[Start Material for the task]

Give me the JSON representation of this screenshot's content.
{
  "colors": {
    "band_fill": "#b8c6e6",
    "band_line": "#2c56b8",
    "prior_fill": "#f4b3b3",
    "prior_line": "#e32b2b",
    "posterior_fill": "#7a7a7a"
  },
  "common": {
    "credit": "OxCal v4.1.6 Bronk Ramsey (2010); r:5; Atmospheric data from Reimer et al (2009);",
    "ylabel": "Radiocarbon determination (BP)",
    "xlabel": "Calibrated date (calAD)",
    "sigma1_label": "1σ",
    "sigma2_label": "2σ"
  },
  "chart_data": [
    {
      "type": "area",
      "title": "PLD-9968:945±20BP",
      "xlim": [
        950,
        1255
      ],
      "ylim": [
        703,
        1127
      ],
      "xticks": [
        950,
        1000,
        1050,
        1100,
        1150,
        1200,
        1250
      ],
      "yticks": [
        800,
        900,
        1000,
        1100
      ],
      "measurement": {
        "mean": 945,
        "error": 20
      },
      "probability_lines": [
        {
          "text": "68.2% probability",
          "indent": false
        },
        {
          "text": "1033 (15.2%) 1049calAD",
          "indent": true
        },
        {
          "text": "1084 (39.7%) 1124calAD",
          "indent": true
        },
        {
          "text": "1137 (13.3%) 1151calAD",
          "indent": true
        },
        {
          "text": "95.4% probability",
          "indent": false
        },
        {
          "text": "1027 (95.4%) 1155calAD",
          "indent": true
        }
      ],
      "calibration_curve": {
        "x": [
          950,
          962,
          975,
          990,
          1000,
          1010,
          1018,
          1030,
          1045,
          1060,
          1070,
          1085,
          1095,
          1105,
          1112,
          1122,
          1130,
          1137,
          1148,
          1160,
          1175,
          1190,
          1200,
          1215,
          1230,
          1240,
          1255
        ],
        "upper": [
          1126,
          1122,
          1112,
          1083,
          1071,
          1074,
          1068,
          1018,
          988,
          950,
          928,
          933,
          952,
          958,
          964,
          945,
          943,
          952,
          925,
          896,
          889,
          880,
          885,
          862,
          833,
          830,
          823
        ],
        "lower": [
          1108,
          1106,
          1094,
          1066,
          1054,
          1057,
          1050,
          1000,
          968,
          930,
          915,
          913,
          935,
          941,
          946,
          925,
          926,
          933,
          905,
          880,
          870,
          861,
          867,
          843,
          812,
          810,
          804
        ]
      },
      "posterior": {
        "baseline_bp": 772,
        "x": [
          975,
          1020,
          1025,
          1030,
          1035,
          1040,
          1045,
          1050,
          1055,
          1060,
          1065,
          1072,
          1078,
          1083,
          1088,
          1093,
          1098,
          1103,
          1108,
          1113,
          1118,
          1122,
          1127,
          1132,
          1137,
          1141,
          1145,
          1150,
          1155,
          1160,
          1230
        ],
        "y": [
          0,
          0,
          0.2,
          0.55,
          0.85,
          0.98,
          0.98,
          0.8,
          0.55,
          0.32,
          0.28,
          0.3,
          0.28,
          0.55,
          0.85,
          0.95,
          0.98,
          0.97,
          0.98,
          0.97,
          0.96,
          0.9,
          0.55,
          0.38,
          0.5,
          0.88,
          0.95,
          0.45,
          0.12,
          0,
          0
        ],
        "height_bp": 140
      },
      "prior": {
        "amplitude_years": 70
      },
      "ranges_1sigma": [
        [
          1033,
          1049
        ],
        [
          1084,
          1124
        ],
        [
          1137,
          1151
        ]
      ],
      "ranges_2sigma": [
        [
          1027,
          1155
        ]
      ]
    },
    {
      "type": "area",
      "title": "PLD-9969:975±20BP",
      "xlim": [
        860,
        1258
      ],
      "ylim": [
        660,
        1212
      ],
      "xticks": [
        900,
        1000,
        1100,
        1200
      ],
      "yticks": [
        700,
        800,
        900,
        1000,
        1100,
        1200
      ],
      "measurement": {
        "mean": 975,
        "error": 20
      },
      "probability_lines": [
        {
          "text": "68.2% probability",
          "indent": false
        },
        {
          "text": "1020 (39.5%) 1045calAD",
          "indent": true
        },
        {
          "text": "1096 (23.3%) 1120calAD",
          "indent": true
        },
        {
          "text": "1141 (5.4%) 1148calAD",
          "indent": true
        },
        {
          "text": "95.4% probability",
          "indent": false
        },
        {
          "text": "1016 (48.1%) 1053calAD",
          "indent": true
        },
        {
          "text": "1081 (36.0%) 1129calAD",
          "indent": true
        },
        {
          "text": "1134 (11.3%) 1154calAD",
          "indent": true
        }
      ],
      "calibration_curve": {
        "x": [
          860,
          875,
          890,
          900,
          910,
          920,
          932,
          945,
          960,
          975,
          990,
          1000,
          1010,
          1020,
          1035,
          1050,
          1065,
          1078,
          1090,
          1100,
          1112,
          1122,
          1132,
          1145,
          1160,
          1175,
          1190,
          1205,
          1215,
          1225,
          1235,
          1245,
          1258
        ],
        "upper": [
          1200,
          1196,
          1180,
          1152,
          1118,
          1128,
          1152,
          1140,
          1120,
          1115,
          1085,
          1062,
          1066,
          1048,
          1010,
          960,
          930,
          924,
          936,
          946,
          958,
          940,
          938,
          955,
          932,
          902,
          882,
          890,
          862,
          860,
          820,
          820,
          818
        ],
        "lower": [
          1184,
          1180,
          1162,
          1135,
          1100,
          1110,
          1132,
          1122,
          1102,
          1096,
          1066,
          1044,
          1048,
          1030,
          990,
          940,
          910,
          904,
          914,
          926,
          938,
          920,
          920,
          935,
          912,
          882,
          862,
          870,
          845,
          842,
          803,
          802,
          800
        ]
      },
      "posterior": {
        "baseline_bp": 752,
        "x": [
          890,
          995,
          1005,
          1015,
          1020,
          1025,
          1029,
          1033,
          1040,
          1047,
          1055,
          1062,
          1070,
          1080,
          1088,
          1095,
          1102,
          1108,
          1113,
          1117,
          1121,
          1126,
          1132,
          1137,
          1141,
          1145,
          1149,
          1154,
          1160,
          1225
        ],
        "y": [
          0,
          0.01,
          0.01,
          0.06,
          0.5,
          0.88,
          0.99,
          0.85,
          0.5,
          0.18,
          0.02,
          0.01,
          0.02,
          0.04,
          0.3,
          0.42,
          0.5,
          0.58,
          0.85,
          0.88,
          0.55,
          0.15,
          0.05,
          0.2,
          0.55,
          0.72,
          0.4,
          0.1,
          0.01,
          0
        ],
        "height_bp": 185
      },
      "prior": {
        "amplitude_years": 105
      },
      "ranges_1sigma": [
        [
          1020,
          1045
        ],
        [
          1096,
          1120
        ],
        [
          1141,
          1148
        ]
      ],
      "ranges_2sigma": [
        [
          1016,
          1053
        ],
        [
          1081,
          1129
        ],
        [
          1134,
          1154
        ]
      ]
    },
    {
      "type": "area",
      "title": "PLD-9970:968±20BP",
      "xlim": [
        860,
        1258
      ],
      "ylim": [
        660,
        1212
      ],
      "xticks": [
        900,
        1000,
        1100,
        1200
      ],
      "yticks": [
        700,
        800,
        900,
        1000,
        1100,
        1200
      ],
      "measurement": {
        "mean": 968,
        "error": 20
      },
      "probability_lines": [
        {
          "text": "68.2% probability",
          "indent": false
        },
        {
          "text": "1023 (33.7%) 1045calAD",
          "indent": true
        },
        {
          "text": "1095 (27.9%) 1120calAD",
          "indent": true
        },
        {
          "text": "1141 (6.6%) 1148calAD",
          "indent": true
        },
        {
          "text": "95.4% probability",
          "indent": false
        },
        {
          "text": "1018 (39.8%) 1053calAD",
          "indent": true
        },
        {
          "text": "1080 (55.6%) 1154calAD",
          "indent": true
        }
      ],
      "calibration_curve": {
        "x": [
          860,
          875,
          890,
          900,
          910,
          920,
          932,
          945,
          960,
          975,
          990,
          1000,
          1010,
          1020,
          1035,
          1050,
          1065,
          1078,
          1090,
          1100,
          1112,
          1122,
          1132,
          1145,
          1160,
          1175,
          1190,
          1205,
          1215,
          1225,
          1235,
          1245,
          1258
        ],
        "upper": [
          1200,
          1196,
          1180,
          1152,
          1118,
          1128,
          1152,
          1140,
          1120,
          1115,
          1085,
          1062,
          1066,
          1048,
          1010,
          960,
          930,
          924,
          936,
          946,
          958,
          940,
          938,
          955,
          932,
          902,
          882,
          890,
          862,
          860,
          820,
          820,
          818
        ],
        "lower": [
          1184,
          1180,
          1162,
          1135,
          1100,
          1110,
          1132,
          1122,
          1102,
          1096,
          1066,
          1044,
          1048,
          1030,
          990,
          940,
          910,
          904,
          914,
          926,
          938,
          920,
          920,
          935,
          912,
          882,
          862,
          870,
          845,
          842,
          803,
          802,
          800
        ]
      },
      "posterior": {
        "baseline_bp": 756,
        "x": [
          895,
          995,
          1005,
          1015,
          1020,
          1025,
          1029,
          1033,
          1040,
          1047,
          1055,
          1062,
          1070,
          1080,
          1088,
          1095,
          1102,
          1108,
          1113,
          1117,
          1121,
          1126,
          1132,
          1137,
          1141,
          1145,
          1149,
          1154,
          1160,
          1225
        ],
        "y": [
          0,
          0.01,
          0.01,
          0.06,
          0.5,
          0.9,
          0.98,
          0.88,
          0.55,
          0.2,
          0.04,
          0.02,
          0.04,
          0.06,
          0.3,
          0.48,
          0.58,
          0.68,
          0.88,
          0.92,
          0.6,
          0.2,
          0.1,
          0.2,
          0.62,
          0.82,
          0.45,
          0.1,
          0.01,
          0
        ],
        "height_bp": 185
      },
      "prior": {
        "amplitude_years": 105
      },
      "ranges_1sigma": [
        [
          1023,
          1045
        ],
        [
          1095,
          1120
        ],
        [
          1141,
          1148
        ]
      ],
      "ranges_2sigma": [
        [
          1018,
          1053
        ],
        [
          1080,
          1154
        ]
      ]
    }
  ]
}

[End Material for the task]

■ **Directions**
Which lines include "title"? Copy each of them out.

■ **Exercise solution**
      "title": "PLD-9968:945±20BP",
      "title": "PLD-9969:975±20BP",
      "title": "PLD-9970:968±20BP",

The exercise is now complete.